▶ [Work to complete]: Repeat the entries that follow verbatim, without any of their pictures.
===============
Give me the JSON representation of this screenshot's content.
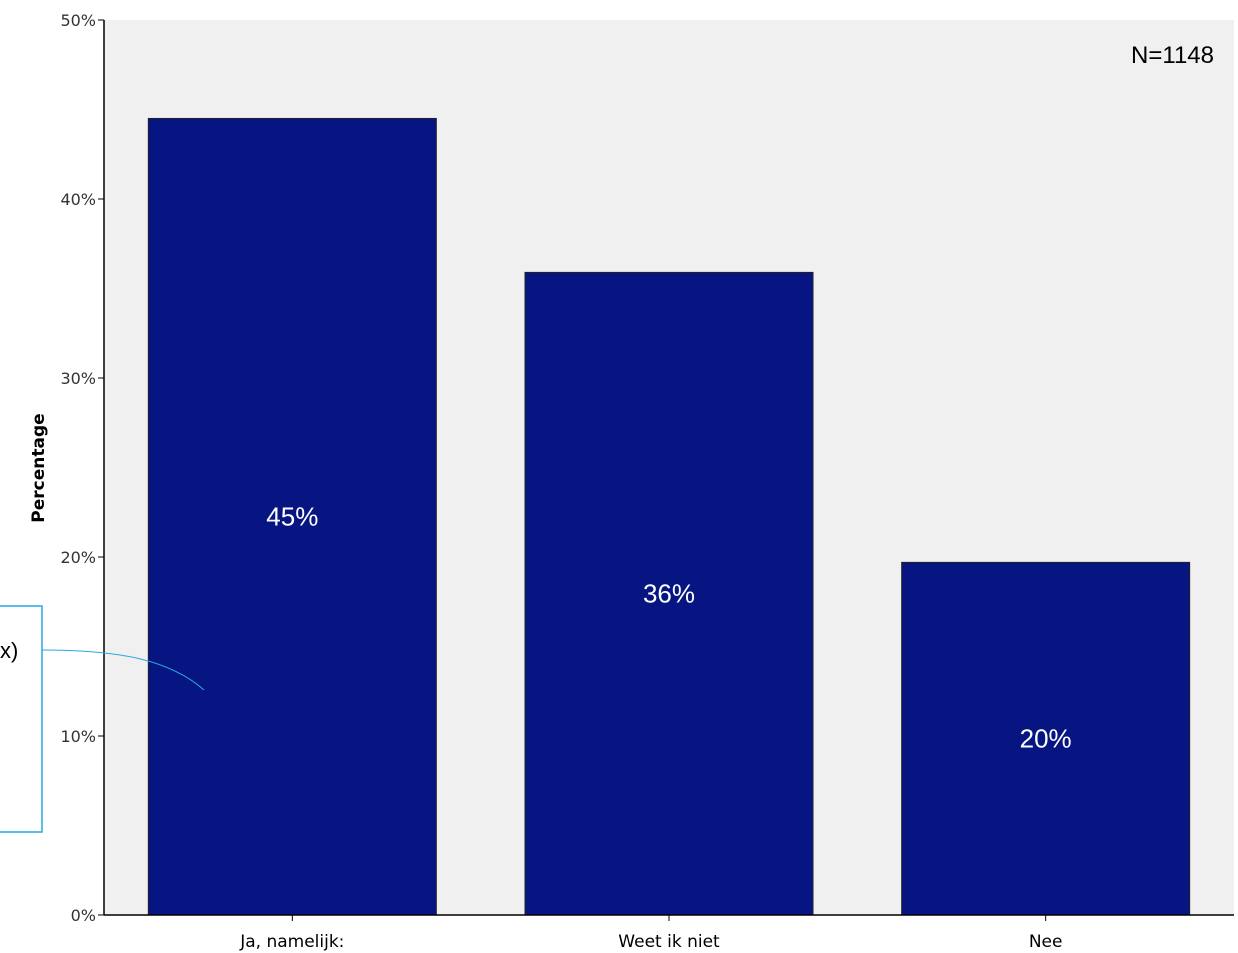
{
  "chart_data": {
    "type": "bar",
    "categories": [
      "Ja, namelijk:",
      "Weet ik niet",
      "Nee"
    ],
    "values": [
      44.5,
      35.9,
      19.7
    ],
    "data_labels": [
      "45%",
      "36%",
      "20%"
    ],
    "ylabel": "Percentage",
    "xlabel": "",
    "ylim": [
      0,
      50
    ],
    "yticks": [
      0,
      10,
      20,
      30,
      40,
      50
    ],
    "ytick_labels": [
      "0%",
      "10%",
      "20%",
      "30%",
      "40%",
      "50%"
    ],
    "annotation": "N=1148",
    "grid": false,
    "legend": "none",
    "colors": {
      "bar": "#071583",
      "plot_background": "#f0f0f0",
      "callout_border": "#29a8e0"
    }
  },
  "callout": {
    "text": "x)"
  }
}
===============
▶ [Response to the task]:
Give me the JSON representation of this screenshot's content.
{
  "chart_data": {
    "type": "bar",
    "categories": [
      "Ja, namelijk:",
      "Weet ik niet",
      "Nee"
    ],
    "values": [
      44.5,
      35.9,
      19.7
    ],
    "data_labels": [
      "45%",
      "36%",
      "20%"
    ],
    "ylabel": "Percentage",
    "xlabel": "",
    "ylim": [
      0,
      50
    ],
    "yticks": [
      0,
      10,
      20,
      30,
      40,
      50
    ],
    "ytick_labels": [
      "0%",
      "10%",
      "20%",
      "30%",
      "40%",
      "50%"
    ],
    "annotation": "N=1148",
    "grid": false,
    "legend": "none",
    "colors": {
      "bar": "#071583",
      "plot_background": "#f0f0f0",
      "callout_border": "#29a8e0"
    }
  },
  "callout": {
    "text": "x)"
  }
}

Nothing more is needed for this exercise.